**Required work**
Wherever the string "TRABALHO" appears in a line, extract that line.

**Working data**
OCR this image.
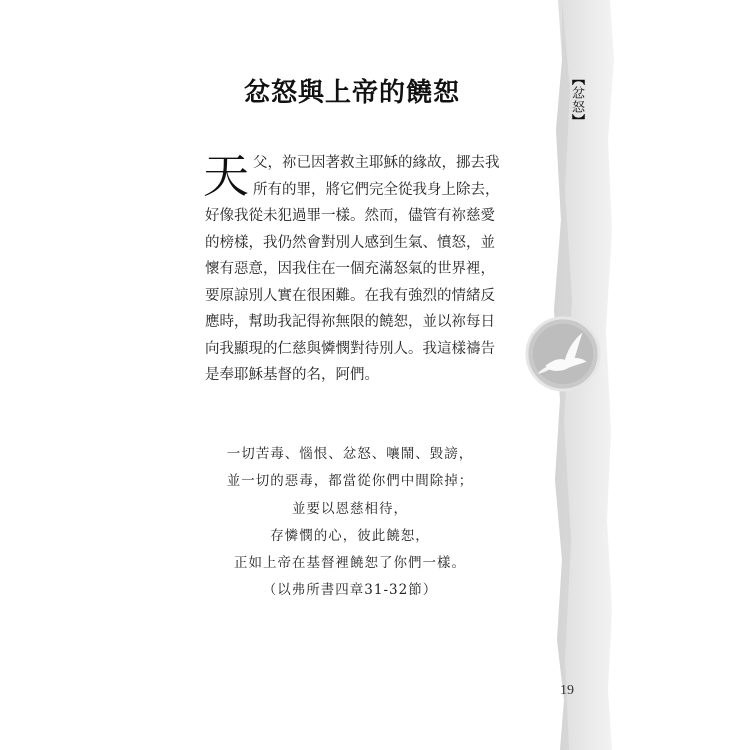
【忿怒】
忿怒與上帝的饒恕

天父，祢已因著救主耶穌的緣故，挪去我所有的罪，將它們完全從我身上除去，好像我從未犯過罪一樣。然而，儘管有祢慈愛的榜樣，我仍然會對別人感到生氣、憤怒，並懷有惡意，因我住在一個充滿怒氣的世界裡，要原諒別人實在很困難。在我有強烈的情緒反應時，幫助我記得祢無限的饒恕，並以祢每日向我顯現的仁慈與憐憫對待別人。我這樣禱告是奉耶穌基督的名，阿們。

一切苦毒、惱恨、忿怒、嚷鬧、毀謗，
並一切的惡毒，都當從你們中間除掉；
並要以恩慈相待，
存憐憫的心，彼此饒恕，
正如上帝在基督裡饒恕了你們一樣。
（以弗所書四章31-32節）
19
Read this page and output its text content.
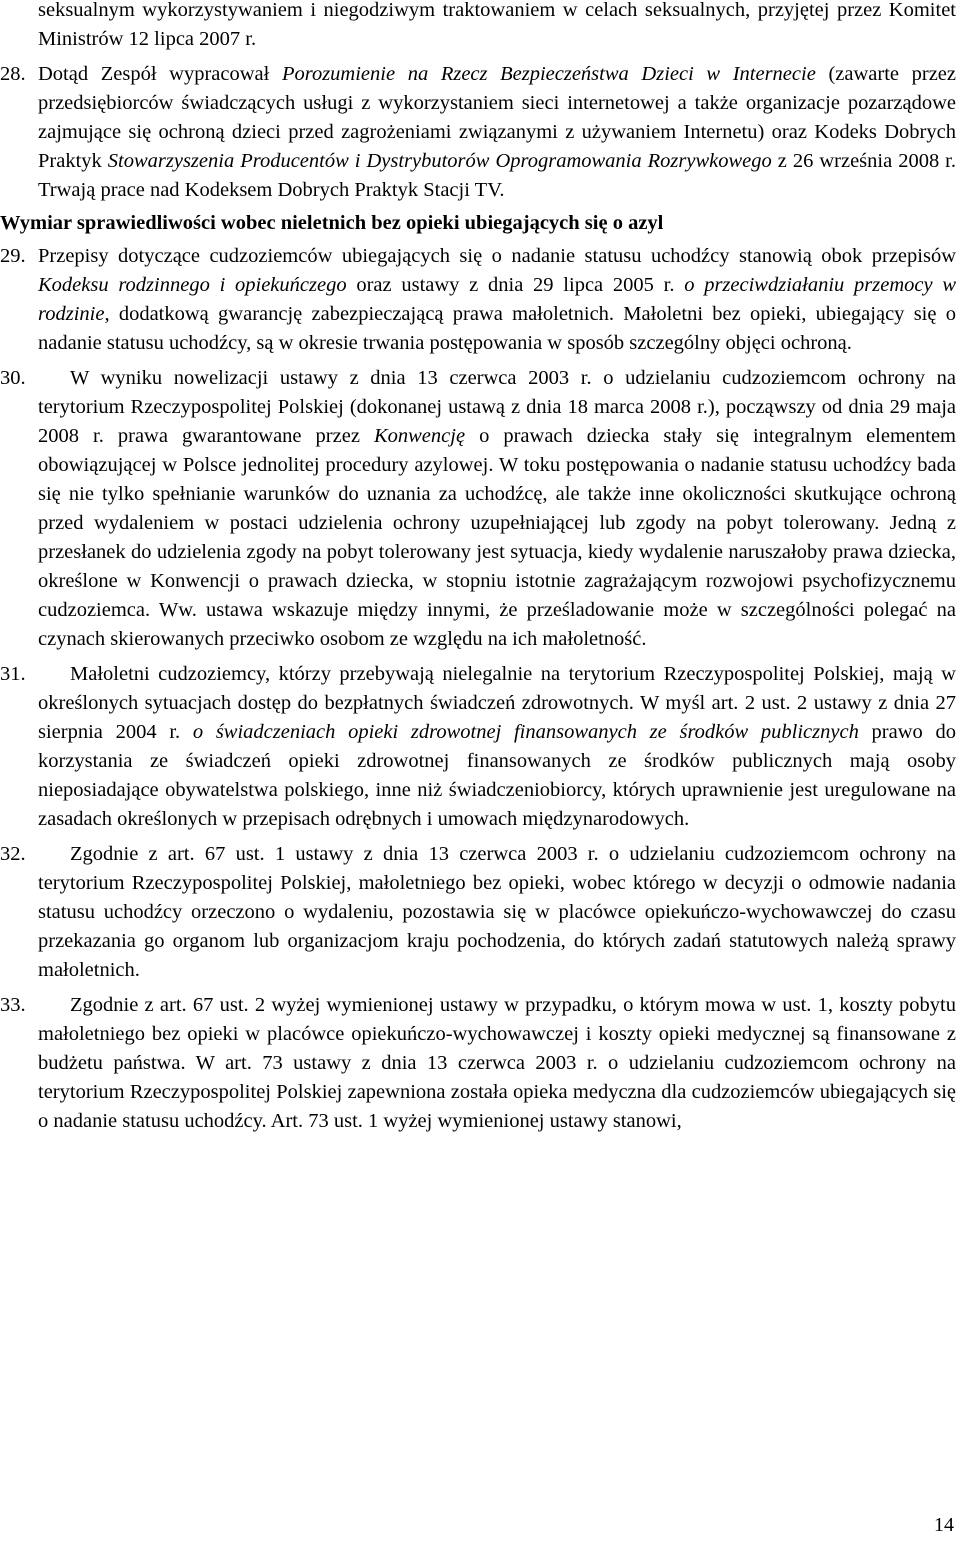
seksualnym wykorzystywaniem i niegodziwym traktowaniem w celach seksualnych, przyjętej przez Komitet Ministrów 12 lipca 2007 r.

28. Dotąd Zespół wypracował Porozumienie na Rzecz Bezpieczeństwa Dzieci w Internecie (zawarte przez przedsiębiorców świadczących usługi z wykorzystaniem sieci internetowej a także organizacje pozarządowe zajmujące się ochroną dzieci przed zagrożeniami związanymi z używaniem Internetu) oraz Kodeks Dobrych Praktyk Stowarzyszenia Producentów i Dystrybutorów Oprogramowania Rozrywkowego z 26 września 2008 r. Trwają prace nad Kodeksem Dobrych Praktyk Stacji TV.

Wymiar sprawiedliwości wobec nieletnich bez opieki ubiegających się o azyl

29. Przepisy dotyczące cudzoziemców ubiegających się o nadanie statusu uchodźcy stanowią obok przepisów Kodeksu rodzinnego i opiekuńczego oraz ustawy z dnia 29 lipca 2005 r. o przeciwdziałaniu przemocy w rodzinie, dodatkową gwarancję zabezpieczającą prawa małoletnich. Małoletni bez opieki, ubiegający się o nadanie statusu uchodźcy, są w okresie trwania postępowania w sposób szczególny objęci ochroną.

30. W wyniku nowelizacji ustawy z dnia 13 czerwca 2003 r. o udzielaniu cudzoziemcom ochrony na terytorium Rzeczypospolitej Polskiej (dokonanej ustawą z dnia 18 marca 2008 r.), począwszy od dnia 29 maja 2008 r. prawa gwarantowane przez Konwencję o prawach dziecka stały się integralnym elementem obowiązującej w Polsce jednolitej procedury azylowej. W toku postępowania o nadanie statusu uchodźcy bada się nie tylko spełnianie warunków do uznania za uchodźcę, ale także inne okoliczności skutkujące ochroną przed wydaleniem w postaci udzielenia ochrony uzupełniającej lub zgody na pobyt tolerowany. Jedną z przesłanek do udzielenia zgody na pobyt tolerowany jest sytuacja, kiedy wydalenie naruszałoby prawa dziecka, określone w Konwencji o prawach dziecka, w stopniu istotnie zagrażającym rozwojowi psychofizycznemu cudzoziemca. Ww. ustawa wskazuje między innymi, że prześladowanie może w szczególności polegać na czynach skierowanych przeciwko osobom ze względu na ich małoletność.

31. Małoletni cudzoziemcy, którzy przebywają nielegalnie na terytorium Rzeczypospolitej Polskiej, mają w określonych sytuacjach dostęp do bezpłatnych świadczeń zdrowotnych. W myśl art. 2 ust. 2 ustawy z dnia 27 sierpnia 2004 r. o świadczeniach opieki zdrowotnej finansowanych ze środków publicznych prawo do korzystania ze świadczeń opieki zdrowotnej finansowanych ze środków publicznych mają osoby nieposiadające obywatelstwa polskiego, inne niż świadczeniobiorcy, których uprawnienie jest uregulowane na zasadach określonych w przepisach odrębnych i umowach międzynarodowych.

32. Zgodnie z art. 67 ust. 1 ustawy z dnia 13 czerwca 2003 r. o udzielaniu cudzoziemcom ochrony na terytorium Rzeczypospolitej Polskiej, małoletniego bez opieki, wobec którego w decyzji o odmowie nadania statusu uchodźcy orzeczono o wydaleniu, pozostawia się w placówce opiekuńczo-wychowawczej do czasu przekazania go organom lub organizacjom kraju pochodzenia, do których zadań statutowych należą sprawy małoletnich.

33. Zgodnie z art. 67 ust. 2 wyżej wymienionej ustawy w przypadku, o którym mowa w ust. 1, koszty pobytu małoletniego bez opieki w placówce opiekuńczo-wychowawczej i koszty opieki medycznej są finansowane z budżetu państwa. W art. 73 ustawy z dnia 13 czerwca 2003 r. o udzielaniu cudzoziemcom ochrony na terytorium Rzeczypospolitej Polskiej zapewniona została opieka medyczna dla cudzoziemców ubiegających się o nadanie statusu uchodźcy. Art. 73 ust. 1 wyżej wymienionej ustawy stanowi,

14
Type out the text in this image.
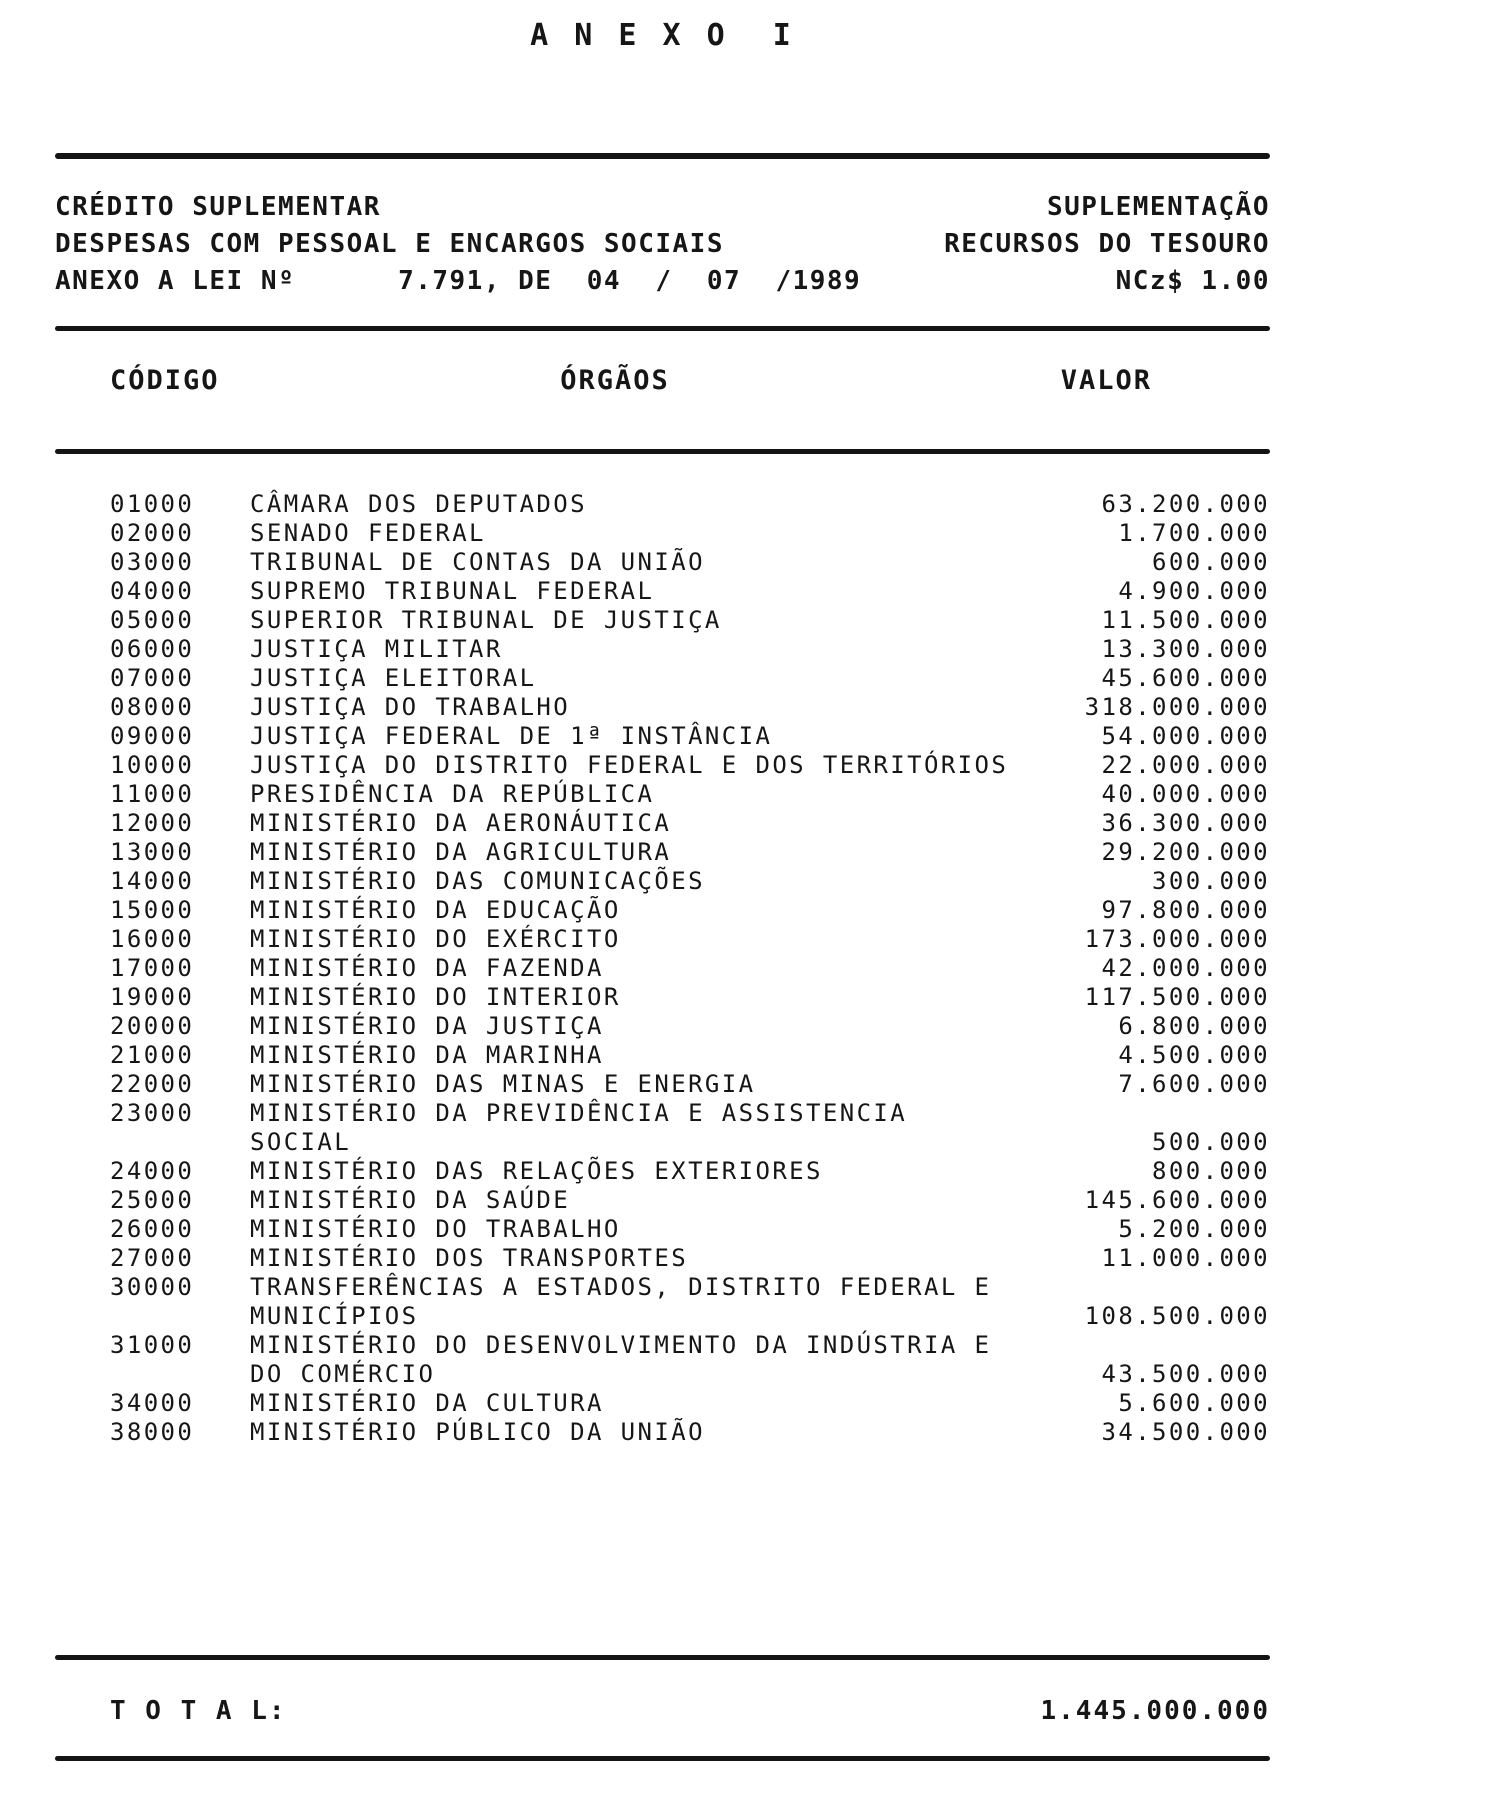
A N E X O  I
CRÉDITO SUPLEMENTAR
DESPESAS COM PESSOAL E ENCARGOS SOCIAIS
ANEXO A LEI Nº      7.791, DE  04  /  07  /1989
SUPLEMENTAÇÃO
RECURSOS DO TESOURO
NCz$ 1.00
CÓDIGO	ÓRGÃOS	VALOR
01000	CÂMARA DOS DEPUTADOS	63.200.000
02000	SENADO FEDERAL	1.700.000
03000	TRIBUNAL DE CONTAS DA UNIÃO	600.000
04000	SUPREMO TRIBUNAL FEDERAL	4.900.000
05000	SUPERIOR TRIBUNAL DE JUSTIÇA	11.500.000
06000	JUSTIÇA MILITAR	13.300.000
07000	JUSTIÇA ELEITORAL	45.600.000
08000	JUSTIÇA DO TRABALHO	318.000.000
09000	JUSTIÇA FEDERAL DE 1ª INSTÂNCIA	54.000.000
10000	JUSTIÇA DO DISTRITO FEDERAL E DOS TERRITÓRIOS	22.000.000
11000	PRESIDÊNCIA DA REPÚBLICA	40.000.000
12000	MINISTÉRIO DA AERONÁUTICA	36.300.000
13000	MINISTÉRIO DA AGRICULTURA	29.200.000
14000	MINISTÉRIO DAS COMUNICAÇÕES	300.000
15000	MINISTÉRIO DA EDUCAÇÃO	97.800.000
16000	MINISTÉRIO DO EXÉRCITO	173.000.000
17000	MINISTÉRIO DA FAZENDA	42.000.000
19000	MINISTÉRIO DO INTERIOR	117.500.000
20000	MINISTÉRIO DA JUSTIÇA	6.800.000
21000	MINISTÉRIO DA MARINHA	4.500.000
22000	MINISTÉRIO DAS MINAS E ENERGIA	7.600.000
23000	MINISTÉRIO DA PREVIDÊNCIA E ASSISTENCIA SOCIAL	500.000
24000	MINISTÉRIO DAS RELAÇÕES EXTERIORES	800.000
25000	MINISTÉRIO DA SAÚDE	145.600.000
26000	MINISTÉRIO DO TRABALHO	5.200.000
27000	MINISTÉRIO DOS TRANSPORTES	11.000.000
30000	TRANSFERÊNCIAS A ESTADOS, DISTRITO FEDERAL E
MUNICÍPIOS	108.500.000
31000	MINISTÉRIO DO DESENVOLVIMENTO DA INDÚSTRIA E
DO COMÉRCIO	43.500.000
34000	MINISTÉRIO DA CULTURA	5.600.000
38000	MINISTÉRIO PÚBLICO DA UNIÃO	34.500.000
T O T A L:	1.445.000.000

**Written solution**
08000	JUSTIÇA DO TRABALHO	318.000.000
26000	MINISTÉRIO DO TRABALHO	5.200.000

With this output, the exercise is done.